Weeks later, with the really scary possibilities eliminated, I still don't have answers to those questions, and I'm not at all done figuring out my personal instruction book, nor confident that I am all I can be as a human being. But I do know that, standing in the face of death itself, I would still find the humble act of making bread a worthwhile thing to do.



I would make bread as one of my last acts because I love dough. I love the way it feels when it's ready--smooth and just a little springy. I love the magic of combining the most basic of ingredients and producing one of the most satisfying foods ever created. I'm pleased each time the shaggy mess I dump out onto the counter becomes smooth and elastic, that trite but right description from every cookbook ever written, as I knead it. I used to let my trusty KitchenAid knead it for me, to save my overworked tendons. Now that I'm not taxing my arms and shoulders so badly at the bakery and my 25-pound mixer must be inconveniently carried in from the garage for each use, I've discovered the joys of kneading--the rhythm, and the transformation from slack, wet mess to happy, well-developed dough right under your hands. You don't have to be a baking scientist to know when it's ready. You can feel it.

Well developed dough is warm and alive. There is every happy-hearth-and-home association in the world attached in my mind to the rising loaf in the bowl and on the counter. When I make bread, I feel both as primitive as a settler and as well-kept as June Cleaver in her pearls. The act of making bread for myself and my family connects me to centuries--if not millennia--of my human ancestors. Something that feels almost eternal is comforting when pondering one's own mortality, but I value its heritage at any other time, too.


I would make bread before dying because there is little that is more basic, short of gruel, and I would want to know that I hadn't lost sight of the simple things while traveling through all the complexity that is life. As long as I can still be content with warm bread and butter, I know that I'm still in touch with something essential.

I would make bread, no matter what, because my staff of life is one of the most satisfying things I've ever made, one of the few whose merits I do not question. It's not perfect most of the time. Sometimes a giant air bubble separates the crust from the bread. Sometimes it doesn't rise as well as I would like. But it's mine, the first recipe I ever created to my own liking, the first item in the personal repertoire I'm trying to build. It always pleases me like no bread I have ever bought, and I'm deeply happy every time to have made it myself. It's humble, but it suits me perfectly. I know that I'm meant to make this bread for my home, one answer in a mind full of questions.

::::::::

Exercise A:
Output the listing from the line with "sidebar-item-label: Files: [54, 227, 93, 246]" to the line with "folder-tree-icon: [16, 343, 40, 367]", both ends included, as a Markdown table with the columns Row and Line, leaving out any blank lines.
The essay about making bread has nothing to do with the listing.

(Image-based layout listing)

::::::::

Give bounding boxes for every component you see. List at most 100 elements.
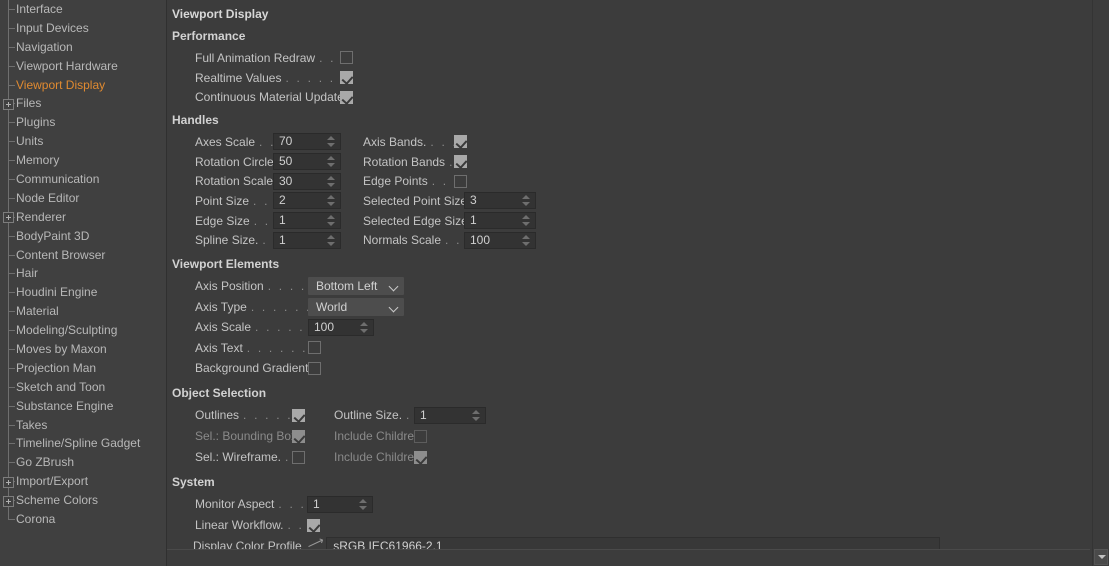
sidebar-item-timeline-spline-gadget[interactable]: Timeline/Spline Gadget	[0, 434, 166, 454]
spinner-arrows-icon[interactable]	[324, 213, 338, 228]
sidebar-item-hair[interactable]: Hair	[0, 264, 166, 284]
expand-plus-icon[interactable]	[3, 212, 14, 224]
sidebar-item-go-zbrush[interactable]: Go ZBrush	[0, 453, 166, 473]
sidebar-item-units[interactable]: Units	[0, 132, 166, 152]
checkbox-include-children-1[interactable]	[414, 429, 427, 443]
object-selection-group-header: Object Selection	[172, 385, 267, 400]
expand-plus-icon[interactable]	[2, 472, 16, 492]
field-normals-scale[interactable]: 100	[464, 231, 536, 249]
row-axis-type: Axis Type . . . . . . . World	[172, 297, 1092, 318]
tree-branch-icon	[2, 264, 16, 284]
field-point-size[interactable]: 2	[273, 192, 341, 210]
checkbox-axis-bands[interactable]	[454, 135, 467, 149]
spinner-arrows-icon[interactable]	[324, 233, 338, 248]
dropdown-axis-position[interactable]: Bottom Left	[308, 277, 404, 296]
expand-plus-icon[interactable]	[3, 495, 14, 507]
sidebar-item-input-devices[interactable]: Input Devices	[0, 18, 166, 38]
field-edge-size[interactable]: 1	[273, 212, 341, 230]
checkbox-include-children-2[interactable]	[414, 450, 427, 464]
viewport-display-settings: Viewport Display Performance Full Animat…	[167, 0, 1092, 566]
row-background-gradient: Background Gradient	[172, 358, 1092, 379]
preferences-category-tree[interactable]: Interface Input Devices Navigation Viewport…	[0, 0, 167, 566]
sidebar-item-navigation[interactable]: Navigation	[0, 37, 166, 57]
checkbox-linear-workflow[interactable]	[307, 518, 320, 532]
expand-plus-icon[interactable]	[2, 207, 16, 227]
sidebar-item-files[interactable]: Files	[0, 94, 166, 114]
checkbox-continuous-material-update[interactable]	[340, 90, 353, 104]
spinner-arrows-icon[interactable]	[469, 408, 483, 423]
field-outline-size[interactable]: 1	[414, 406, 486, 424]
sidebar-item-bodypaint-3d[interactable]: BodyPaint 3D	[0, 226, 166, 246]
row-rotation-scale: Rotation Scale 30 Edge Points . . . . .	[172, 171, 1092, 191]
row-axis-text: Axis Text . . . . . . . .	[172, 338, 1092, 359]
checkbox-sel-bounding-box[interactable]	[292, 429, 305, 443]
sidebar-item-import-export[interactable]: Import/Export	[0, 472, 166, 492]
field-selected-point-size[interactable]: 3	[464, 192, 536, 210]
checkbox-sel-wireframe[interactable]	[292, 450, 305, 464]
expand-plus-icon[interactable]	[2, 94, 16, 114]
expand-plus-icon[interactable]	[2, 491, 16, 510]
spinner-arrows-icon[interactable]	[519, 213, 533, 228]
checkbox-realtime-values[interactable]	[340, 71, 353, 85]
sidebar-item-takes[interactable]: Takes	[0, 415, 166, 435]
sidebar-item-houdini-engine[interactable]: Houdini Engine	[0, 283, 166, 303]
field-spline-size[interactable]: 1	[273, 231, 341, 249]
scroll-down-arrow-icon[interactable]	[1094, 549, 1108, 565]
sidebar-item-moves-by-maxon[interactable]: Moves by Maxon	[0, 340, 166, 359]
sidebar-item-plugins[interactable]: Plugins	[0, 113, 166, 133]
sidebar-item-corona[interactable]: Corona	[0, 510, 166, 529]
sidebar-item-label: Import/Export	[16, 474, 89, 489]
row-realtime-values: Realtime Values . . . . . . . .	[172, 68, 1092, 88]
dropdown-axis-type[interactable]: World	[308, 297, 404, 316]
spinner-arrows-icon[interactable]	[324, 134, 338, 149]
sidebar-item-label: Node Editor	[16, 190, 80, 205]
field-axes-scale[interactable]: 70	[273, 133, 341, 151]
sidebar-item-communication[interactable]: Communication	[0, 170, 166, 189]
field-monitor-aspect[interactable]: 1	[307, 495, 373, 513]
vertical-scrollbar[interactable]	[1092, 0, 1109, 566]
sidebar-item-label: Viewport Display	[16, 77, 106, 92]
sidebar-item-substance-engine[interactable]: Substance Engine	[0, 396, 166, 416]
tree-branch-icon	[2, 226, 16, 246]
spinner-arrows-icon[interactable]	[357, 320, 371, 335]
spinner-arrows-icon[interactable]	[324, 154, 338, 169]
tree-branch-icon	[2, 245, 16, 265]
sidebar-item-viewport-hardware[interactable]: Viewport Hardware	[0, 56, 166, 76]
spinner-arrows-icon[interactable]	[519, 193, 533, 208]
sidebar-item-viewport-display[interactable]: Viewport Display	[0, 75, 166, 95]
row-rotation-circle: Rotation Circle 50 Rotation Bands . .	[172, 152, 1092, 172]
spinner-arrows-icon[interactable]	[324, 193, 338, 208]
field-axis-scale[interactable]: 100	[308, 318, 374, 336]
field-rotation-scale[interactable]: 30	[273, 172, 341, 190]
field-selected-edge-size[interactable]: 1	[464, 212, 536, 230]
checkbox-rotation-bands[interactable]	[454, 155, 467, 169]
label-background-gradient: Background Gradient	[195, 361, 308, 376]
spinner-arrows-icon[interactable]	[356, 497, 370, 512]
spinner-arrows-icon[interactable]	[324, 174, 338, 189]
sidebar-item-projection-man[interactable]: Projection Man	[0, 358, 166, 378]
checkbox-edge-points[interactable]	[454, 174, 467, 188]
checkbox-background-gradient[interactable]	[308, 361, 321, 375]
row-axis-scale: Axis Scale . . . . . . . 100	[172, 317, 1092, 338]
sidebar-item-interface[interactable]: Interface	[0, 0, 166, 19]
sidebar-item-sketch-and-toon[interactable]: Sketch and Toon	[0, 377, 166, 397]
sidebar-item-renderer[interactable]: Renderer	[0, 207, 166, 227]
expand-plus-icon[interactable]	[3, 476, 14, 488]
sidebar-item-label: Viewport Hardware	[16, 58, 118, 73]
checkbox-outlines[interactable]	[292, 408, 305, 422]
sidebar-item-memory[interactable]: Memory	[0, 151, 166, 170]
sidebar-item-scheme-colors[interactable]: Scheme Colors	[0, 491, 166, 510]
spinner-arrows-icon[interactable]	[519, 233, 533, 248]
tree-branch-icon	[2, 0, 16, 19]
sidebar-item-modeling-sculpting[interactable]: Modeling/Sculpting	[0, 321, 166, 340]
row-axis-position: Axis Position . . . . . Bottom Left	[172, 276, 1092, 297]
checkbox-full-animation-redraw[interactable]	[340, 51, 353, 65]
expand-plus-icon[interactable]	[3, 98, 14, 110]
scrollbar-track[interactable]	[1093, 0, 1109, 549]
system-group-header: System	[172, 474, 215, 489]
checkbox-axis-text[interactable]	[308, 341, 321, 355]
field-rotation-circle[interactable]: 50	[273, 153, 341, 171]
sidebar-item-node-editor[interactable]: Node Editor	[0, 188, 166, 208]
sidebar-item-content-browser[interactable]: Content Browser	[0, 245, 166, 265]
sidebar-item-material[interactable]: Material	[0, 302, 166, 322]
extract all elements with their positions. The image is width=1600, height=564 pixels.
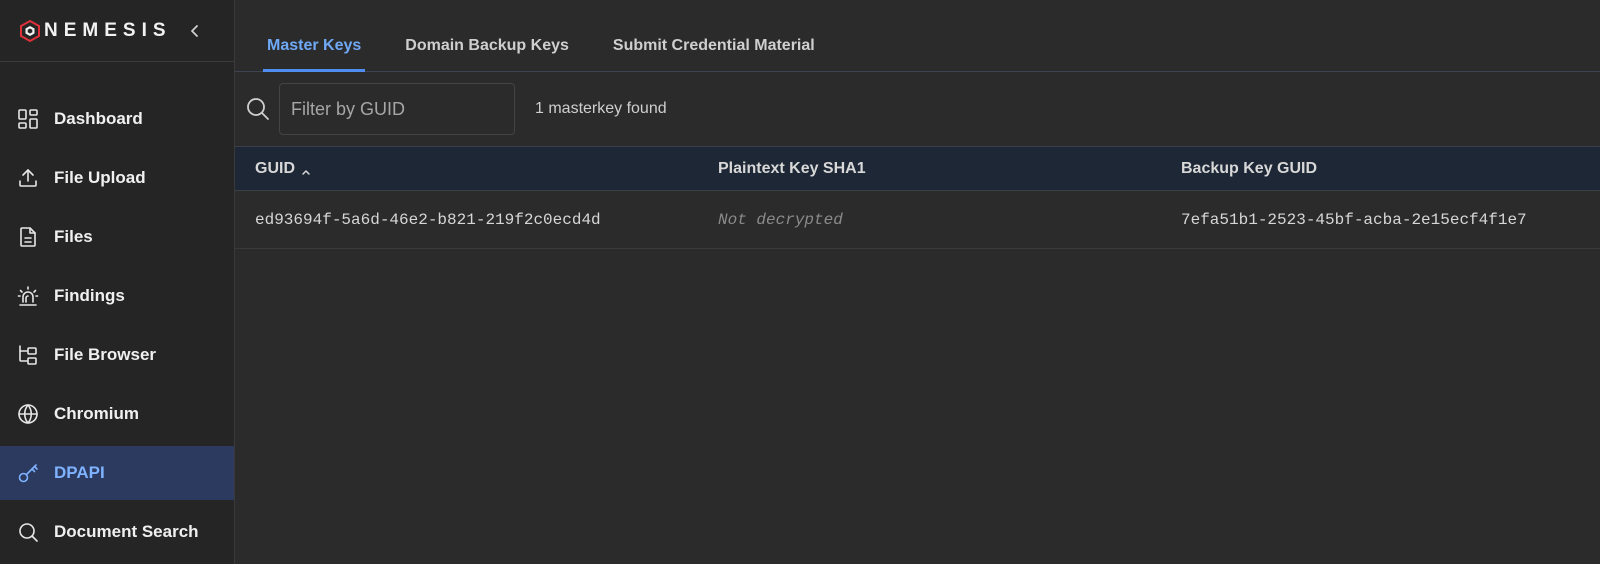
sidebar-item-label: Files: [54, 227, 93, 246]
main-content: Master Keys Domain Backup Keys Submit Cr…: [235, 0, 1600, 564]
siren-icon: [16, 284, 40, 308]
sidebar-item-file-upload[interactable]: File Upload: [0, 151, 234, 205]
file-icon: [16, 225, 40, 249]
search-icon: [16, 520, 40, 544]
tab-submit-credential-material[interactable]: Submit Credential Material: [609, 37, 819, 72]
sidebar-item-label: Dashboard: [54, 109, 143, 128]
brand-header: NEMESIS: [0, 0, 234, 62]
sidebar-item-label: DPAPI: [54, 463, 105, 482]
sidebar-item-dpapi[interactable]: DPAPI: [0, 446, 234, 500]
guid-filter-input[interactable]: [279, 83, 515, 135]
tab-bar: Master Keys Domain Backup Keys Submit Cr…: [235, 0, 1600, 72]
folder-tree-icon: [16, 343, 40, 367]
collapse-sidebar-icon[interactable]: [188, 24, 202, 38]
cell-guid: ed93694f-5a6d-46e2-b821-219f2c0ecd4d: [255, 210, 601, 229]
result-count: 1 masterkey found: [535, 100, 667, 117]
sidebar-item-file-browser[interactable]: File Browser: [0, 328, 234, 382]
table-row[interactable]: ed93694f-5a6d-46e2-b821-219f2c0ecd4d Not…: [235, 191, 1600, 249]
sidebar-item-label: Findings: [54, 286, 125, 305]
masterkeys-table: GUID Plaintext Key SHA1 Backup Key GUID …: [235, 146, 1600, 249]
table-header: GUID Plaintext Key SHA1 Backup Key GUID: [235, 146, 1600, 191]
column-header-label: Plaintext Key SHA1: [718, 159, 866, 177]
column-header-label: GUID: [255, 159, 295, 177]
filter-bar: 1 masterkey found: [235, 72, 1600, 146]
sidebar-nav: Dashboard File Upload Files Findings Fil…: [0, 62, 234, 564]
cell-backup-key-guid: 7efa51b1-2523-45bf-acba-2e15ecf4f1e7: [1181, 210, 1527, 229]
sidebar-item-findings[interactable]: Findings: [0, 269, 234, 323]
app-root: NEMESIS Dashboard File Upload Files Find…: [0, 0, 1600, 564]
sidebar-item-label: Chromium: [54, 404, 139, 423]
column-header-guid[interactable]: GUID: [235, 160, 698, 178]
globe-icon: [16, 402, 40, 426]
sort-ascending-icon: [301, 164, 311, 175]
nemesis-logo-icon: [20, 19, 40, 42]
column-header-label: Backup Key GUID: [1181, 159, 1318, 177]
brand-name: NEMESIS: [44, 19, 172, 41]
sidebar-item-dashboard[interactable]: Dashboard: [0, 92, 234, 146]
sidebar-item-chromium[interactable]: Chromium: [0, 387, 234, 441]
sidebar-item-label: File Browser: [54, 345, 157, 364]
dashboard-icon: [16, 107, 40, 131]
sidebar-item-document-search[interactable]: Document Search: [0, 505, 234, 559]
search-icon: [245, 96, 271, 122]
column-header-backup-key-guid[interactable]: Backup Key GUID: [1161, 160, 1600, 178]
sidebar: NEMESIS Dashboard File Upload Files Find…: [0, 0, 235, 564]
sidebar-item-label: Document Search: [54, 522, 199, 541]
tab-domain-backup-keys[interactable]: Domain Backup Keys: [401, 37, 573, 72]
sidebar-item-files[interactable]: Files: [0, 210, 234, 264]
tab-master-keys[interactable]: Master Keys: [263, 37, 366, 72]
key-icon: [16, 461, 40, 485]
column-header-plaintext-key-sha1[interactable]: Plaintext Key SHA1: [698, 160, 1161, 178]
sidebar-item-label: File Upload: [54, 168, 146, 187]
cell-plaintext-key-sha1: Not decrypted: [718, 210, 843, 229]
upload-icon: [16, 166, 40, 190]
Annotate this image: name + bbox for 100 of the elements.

::::::::

Exercise B:
Continue the essay about making bread, picking up right after its final sentence.

Exercise response A:
| Row | Line |
|---|---|
| 1 | sidebar-item-label: Files: [54, 227, 93, 246] |
| 2 | main-content: Master Keys Domain Backup Keys Submit Cr…: [235, 0, 1600, 564] |
| 3 | siren-icon: [16, 284, 40, 308] |
| 4 | sidebar-item-file-upload[interactable]: File Upload: [0, 151, 234, 205] |
| 5 | file-icon: [16, 225, 40, 249] |
| 6 | search-icon: [16, 520, 40, 544] |
| 7 | tab-submit-credential-material[interactable]: Submit Credential Material: [609, 37, 819, 72] |
| 8 | sidebar-item-label: Dashboard: [54, 109, 143, 128] |
| 9 | brand-header: NEMESIS: [0, 0, 234, 62] |
| 10 | sidebar-item-label: DPAPI: [54, 463, 105, 482] |
| 11 | sidebar-item-dpapi[interactable]: DPAPI: [0, 446, 234, 500] |
| 12 | guid-filter-input[interactable]: [279, 83, 515, 135] |
| 13 | tab-bar: Master Keys Domain Backup Keys Submit Cr…: [235, 0, 1600, 72] |
| 14 | folder-tree-icon: [16, 343, 40, 367] |

Exercise response B:
Making bread is one of the rightest things I know to do, right up there with loving your family well. So if I knew that I were going out tomorrow, I wouldn't want to take off to Disney World or Paris, or flame out with a wild party. I'd head for the kitchen, bake some bread, and share it with my family and friends. I'd go out with homemade love.

And if I really were dying, I'd definitely have lots of butter!

Friday, March 12, 2010

Stick a Fork In Me

Last night at culinary school, I presented the last dishes of the last lab of the last quarter of my career there. I'm done.

Well, there's two mandatory hours of deep cleaning the lab (that quarterly festival of fun) and a connection-subsidized five course dinner at one of the better restaurants in the city (A $150.00 value, yours for just $25.00! Act now!). But the thirty months of evening and weekend classes, studying, projects, driving 125 miles round trip, staying overnight when evening and weekend were back to back, sleep deprivation, juggling work-school-home-parenting, ironing uniforms (including aprons and side towels), and telling myself each quarter "It's only 10 weeks. It's only 10 weeks." are over.

My illustrious final menu?
Spinach, orange, and red onion salad with tortillas crisps and orange-cumin vinaigrette


Seared beef tenderloin with tequila-lime sauce, cherry tomato salsa, and calabacitas (a Mexican corn and veggie saute)

Mango sorbet with raspberry sauce and lime-cornmeal cookie
The pictures are of course amateurish because I was hardly in a photography studio, but then so is the actual presentation. I had no idea how hard it is to make food on a plate look stunning until I was forced to try at school. In fact, now that the accomplishment high has been slept off, I'm thinking this work of mine looks pretty lame, even though it tasted good. But then I'm usually way too hard on myself. That's what some people tell me anyway.

Here's something I'm not going to be hard on myself about: finishing school at all. On our first day of class there were 19 of us. The second day we were down to 18. The attrition rate continued in like manner until there were only 8 of us left. Even counting that two of the students lost were transfers to the day program and another one was only slowed, not stopped, by illness, that's still some drop out rate. I respect myself for and take pride in staying the course. It was, without exaggeration, tough going. Whoever gave me the idea during my childhood that I was lazy and a quitter was absolutely wrong!

Persistence aside, I'm pretty sure that I'm no culinary star (said with a grain of salt in case I do indeed think too little of myself). But at school I noticed that a lot of the points on which your grade is based have nothing to do with creativity, even though they encourage it. You could wow the chefs with your latest chocolate-foie gras dessert, but if your uniform looks horrid and you miss classes and your sanitation practices are frightening and you don't care to perform in the classroom as well as the lab, then your grade will suffer. Being a culinary rock star is fine, but only if you also show up faithfully and work neatly and cleanly.

That's the way it is in the business, too. All the folks with the great ideas need a reliable staff right behind them to make those ideas reality. My former boss (and still friend) at the bakery/cafe where I was formerly employed has said this, too. Most people with good work habits and dedication can be taught to make good food, but maverick geniuses can't usually be rehabbed into good employees.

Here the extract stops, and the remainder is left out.